→ **What needs to be done**:
Will you output the entries below exactly, skipping every image they contain?

→ **Supplied data**:

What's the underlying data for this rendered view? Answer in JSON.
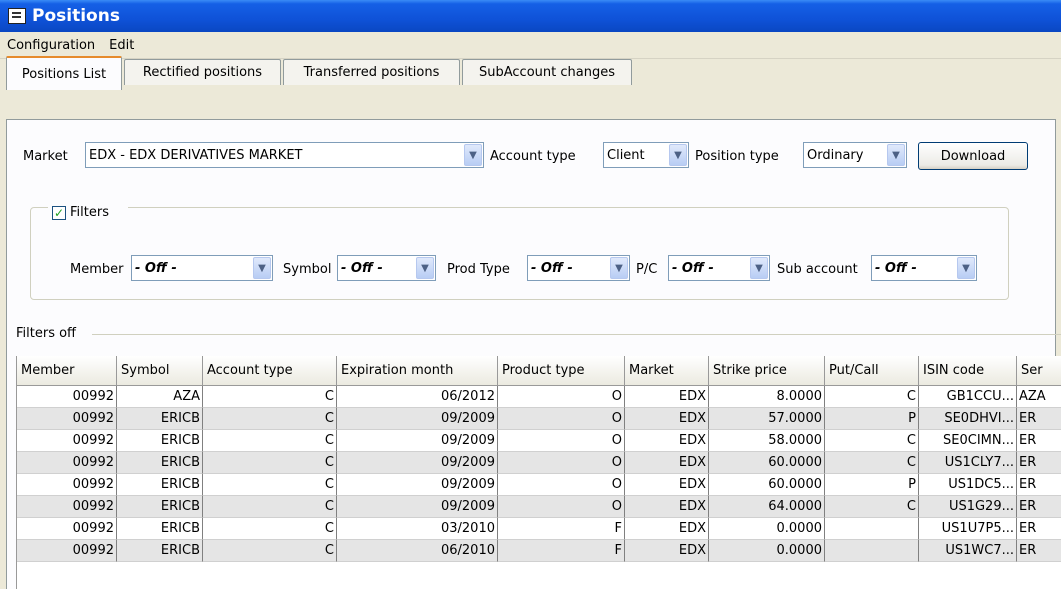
{
  "window": {
    "title": "Positions"
  },
  "menu": [
    "Configuration",
    "Edit"
  ],
  "tabs": [
    "Positions List",
    "Rectified positions",
    "Transferred positions",
    "SubAccount changes"
  ],
  "controls": {
    "market_label": "Market",
    "market_value": "EDX -  EDX DERIVATIVES MARKET",
    "account_type_label": "Account type",
    "account_type_value": "Client",
    "position_type_label": "Position type",
    "position_type_value": "Ordinary",
    "download_label": "Download"
  },
  "filters": {
    "label": "Filters",
    "checked": true,
    "member_label": "Member",
    "symbol_label": "Symbol",
    "prod_type_label": "Prod Type",
    "pc_label": "P/C",
    "sub_account_label": "Sub account",
    "off_value": "- Off -",
    "status": "Filters off"
  },
  "table": {
    "columns": [
      "Member",
      "Symbol",
      "Account type",
      "Expiration month",
      "Product type",
      "Market",
      "Strike price",
      "Put/Call",
      "ISIN code",
      "Ser"
    ],
    "rows": [
      [
        "00992",
        "AZA",
        "C",
        "06/2012",
        "O",
        "EDX",
        "8.0000",
        "C",
        "GB1CCU...",
        "AZA"
      ],
      [
        "00992",
        "ERICB",
        "C",
        "09/2009",
        "O",
        "EDX",
        "57.0000",
        "P",
        "SE0DHVI...",
        "ER"
      ],
      [
        "00992",
        "ERICB",
        "C",
        "09/2009",
        "O",
        "EDX",
        "58.0000",
        "C",
        "SE0CIMN...",
        "ER"
      ],
      [
        "00992",
        "ERICB",
        "C",
        "09/2009",
        "O",
        "EDX",
        "60.0000",
        "C",
        "US1CLY7...",
        "ER"
      ],
      [
        "00992",
        "ERICB",
        "C",
        "09/2009",
        "O",
        "EDX",
        "60.0000",
        "P",
        "US1DC5...",
        "ER"
      ],
      [
        "00992",
        "ERICB",
        "C",
        "09/2009",
        "O",
        "EDX",
        "64.0000",
        "C",
        "US1G29...",
        "ER"
      ],
      [
        "00992",
        "ERICB",
        "C",
        "03/2010",
        "F",
        "EDX",
        "0.0000",
        "",
        "US1U7P5...",
        "ER"
      ],
      [
        "00992",
        "ERICB",
        "C",
        "06/2010",
        "F",
        "EDX",
        "0.0000",
        "",
        "US1WC7...",
        "ER"
      ]
    ]
  }
}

→ **Output**:
What's the underlying data for this rendered view? Answer in JSON.
{
  "window": {
    "title": "Positions"
  },
  "menu": [
    "Configuration",
    "Edit"
  ],
  "tabs": [
    "Positions List",
    "Rectified positions",
    "Transferred positions",
    "SubAccount changes"
  ],
  "controls": {
    "market_label": "Market",
    "market_value": "EDX -  EDX DERIVATIVES MARKET",
    "account_type_label": "Account type",
    "account_type_value": "Client",
    "position_type_label": "Position type",
    "position_type_value": "Ordinary",
    "download_label": "Download"
  },
  "filters": {
    "label": "Filters",
    "checked": true,
    "member_label": "Member",
    "symbol_label": "Symbol",
    "prod_type_label": "Prod Type",
    "pc_label": "P/C",
    "sub_account_label": "Sub account",
    "off_value": "- Off -",
    "status": "Filters off"
  },
  "table": {
    "columns": [
      "Member",
      "Symbol",
      "Account type",
      "Expiration month",
      "Product type",
      "Market",
      "Strike price",
      "Put/Call",
      "ISIN code",
      "Ser"
    ],
    "rows": [
      [
        "00992",
        "AZA",
        "C",
        "06/2012",
        "O",
        "EDX",
        "8.0000",
        "C",
        "GB1CCU...",
        "AZA"
      ],
      [
        "00992",
        "ERICB",
        "C",
        "09/2009",
        "O",
        "EDX",
        "57.0000",
        "P",
        "SE0DHVI...",
        "ER"
      ],
      [
        "00992",
        "ERICB",
        "C",
        "09/2009",
        "O",
        "EDX",
        "58.0000",
        "C",
        "SE0CIMN...",
        "ER"
      ],
      [
        "00992",
        "ERICB",
        "C",
        "09/2009",
        "O",
        "EDX",
        "60.0000",
        "C",
        "US1CLY7...",
        "ER"
      ],
      [
        "00992",
        "ERICB",
        "C",
        "09/2009",
        "O",
        "EDX",
        "60.0000",
        "P",
        "US1DC5...",
        "ER"
      ],
      [
        "00992",
        "ERICB",
        "C",
        "09/2009",
        "O",
        "EDX",
        "64.0000",
        "C",
        "US1G29...",
        "ER"
      ],
      [
        "00992",
        "ERICB",
        "C",
        "03/2010",
        "F",
        "EDX",
        "0.0000",
        "",
        "US1U7P5...",
        "ER"
      ],
      [
        "00992",
        "ERICB",
        "C",
        "06/2010",
        "F",
        "EDX",
        "0.0000",
        "",
        "US1WC7...",
        "ER"
      ]
    ]
  }
}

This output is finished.